> _REQUIREMENTS_: Write down each entry again, exactly as it reads.

Data entries
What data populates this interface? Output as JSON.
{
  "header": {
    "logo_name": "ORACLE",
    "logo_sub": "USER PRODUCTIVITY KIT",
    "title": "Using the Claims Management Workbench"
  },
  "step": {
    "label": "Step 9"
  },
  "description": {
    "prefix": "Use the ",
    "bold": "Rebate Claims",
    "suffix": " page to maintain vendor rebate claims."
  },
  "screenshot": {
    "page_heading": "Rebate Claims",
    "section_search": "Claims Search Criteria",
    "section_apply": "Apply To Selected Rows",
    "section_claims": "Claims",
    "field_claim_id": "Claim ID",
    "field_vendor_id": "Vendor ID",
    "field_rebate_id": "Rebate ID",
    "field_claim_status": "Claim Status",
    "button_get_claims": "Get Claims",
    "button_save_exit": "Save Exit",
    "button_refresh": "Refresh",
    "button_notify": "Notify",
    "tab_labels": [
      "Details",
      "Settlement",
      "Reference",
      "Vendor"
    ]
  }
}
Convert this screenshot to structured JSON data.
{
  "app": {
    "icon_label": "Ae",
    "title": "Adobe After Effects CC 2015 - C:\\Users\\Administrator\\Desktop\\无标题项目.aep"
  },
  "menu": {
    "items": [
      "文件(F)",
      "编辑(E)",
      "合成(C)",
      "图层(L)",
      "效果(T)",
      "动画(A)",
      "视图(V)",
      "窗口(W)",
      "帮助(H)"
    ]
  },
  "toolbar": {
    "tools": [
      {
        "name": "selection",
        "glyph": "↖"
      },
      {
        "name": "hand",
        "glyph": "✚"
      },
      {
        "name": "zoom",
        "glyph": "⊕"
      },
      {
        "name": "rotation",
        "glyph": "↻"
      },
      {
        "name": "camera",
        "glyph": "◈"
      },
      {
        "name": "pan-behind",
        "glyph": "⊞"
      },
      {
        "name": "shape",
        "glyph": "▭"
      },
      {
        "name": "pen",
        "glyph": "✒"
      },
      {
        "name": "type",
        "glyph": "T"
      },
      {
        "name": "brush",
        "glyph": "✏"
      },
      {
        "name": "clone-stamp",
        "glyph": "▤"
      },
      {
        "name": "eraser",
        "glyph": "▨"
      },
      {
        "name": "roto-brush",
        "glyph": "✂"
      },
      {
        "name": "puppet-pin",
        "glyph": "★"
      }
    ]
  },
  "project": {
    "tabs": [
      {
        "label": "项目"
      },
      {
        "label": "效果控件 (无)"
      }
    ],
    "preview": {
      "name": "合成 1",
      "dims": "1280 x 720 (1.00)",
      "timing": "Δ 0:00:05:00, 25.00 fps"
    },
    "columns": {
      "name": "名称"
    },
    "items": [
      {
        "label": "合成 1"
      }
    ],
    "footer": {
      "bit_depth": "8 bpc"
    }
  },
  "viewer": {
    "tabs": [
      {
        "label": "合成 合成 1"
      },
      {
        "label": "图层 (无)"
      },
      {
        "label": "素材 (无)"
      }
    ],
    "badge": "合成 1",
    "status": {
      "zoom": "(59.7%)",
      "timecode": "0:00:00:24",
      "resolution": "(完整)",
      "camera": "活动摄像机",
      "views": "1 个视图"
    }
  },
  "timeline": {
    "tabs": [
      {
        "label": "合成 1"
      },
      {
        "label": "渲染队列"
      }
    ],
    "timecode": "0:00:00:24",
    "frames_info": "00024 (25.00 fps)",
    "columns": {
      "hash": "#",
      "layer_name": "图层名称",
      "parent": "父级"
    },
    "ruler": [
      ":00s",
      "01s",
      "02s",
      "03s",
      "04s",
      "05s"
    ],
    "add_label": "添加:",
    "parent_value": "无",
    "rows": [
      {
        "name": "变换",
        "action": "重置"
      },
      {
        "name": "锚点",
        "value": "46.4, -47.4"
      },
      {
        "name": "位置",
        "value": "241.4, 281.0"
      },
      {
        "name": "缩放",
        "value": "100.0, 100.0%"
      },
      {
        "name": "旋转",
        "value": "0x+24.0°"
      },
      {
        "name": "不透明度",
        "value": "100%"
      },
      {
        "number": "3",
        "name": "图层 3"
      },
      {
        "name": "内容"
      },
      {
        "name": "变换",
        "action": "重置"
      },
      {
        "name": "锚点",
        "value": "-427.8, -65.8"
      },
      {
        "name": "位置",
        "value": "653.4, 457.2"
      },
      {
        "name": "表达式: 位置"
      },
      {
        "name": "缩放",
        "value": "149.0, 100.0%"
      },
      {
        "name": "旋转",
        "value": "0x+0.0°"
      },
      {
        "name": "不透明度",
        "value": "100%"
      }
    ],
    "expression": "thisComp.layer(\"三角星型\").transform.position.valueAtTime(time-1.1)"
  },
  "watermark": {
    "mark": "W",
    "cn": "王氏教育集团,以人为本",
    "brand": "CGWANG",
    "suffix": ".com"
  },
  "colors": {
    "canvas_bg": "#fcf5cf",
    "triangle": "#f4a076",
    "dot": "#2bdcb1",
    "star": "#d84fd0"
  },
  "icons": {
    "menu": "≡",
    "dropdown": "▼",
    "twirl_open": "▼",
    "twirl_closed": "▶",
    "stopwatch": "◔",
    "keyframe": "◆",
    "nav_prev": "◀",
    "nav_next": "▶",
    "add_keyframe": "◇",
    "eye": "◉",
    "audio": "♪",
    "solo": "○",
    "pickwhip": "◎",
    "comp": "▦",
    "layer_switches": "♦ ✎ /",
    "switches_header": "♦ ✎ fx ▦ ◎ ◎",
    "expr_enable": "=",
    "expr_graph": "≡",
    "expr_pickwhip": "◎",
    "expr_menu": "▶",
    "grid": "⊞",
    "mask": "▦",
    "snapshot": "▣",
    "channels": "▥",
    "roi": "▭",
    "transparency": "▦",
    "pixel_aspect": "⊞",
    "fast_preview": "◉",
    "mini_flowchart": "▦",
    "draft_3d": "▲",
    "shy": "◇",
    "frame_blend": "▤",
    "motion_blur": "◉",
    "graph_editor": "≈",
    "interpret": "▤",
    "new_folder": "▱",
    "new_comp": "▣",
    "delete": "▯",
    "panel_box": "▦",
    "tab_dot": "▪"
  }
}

> _TASK ANSWER_:
What data populates this interface? Output as JSON.
{
  "header": {
    "logo_name": "ORACLE",
    "logo_sub": "USER PRODUCTIVITY KIT",
    "title": "Using the Claims Management Workbench"
  },
  "step": {
    "label": "Step 9"
  },
  "description": {
    "prefix": "Use the ",
    "bold": "Rebate Claims",
    "suffix": " page to maintain vendor rebate claims."
  },
  "screenshot": {
    "page_heading": "Rebate Claims",
    "section_search": "Claims Search Criteria",
    "section_apply": "Apply To Selected Rows",
    "section_claims": "Claims",
    "field_claim_id": "Claim ID",
    "field_vendor_id": "Vendor ID",
    "field_rebate_id": "Rebate ID",
    "field_claim_status": "Claim Status",
    "button_get_claims": "Get Claims",
    "button_save_exit": "Save Exit",
    "button_refresh": "Refresh",
    "button_notify": "Notify",
    "tab_labels": [
      "Details",
      "Settlement",
      "Reference",
      "Vendor"
    ]
  }
}
Convert this screenshot to structured JSON data.
{
  "app": {
    "icon_label": "Ae",
    "title": "Adobe After Effects CC 2015 - C:\\Users\\Administrator\\Desktop\\无标题项目.aep"
  },
  "menu": {
    "items": [
      "文件(F)",
      "编辑(E)",
      "合成(C)",
      "图层(L)",
      "效果(T)",
      "动画(A)",
      "视图(V)",
      "窗口(W)",
      "帮助(H)"
    ]
  },
  "toolbar": {
    "tools": [
      {
        "name": "selection",
        "glyph": "↖"
      },
      {
        "name": "hand",
        "glyph": "✚"
      },
      {
        "name": "zoom",
        "glyph": "⊕"
      },
      {
        "name": "rotation",
        "glyph": "↻"
      },
      {
        "name": "camera",
        "glyph": "◈"
      },
      {
        "name": "pan-behind",
        "glyph": "⊞"
      },
      {
        "name": "shape",
        "glyph": "▭"
      },
      {
        "name": "pen",
        "glyph": "✒"
      },
      {
        "name": "type",
        "glyph": "T"
      },
      {
        "name": "brush",
        "glyph": "✏"
      },
      {
        "name": "clone-stamp",
        "glyph": "▤"
      },
      {
        "name": "eraser",
        "glyph": "▨"
      },
      {
        "name": "roto-brush",
        "glyph": "✂"
      },
      {
        "name": "puppet-pin",
        "glyph": "★"
      }
    ]
  },
  "project": {
    "tabs": [
      {
        "label": "项目"
      },
      {
        "label": "效果控件 (无)"
      }
    ],
    "preview": {
      "name": "合成 1",
      "dims": "1280 x 720 (1.00)",
      "timing": "Δ 0:00:05:00, 25.00 fps"
    },
    "columns": {
      "name": "名称"
    },
    "items": [
      {
        "label": "合成 1"
      }
    ],
    "footer": {
      "bit_depth": "8 bpc"
    }
  },
  "viewer": {
    "tabs": [
      {
        "label": "合成 合成 1"
      },
      {
        "label": "图层 (无)"
      },
      {
        "label": "素材 (无)"
      }
    ],
    "badge": "合成 1",
    "status": {
      "zoom": "(59.7%)",
      "timecode": "0:00:00:24",
      "resolution": "(完整)",
      "camera": "活动摄像机",
      "views": "1 个视图"
    }
  },
  "timeline": {
    "tabs": [
      {
        "label": "合成 1"
      },
      {
        "label": "渲染队列"
      }
    ],
    "timecode": "0:00:00:24",
    "frames_info": "00024 (25.00 fps)",
    "columns": {
      "hash": "#",
      "layer_name": "图层名称",
      "parent": "父级"
    },
    "ruler": [
      ":00s",
      "01s",
      "02s",
      "03s",
      "04s",
      "05s"
    ],
    "add_label": "添加:",
    "parent_value": "无",
    "rows": [
      {
        "name": "变换",
        "action": "重置"
      },
      {
        "name": "锚点",
        "value": "46.4, -47.4"
      },
      {
        "name": "位置",
        "value": "241.4, 281.0"
      },
      {
        "name": "缩放",
        "value": "100.0, 100.0%"
      },
      {
        "name": "旋转",
        "value": "0x+24.0°"
      },
      {
        "name": "不透明度",
        "value": "100%"
      },
      {
        "number": "3",
        "name": "图层 3"
      },
      {
        "name": "内容"
      },
      {
        "name": "变换",
        "action": "重置"
      },
      {
        "name": "锚点",
        "value": "-427.8, -65.8"
      },
      {
        "name": "位置",
        "value": "653.4, 457.2"
      },
      {
        "name": "表达式: 位置"
      },
      {
        "name": "缩放",
        "value": "149.0, 100.0%"
      },
      {
        "name": "旋转",
        "value": "0x+0.0°"
      },
      {
        "name": "不透明度",
        "value": "100%"
      }
    ],
    "expression": "thisComp.layer(\"三角星型\").transform.position.valueAtTime(time-1.1)"
  },
  "watermark": {
    "mark": "W",
    "cn": "王氏教育集团,以人为本",
    "brand": "CGWANG",
    "suffix": ".com"
  },
  "colors": {
    "canvas_bg": "#fcf5cf",
    "triangle": "#f4a076",
    "dot": "#2bdcb1",
    "star": "#d84fd0"
  },
  "icons": {
    "menu": "≡",
    "dropdown": "▼",
    "twirl_open": "▼",
    "twirl_closed": "▶",
    "stopwatch": "◔",
    "keyframe": "◆",
    "nav_prev": "◀",
    "nav_next": "▶",
    "add_keyframe": "◇",
    "eye": "◉",
    "audio": "♪",
    "solo": "○",
    "pickwhip": "◎",
    "comp": "▦",
    "layer_switches": "♦ ✎ /",
    "switches_header": "♦ ✎ fx ▦ ◎ ◎",
    "expr_enable": "=",
    "expr_graph": "≡",
    "expr_pickwhip": "◎",
    "expr_menu": "▶",
    "grid": "⊞",
    "mask": "▦",
    "snapshot": "▣",
    "channels": "▥",
    "roi": "▭",
    "transparency": "▦",
    "pixel_aspect": "⊞",
    "fast_preview": "◉",
    "mini_flowchart": "▦",
    "draft_3d": "▲",
    "shy": "◇",
    "frame_blend": "▤",
    "motion_blur": "◉",
    "graph_editor": "≈",
    "interpret": "▤",
    "new_folder": "▱",
    "new_comp": "▣",
    "delete": "▯",
    "panel_box": "▦",
    "tab_dot": "▪"
  }
}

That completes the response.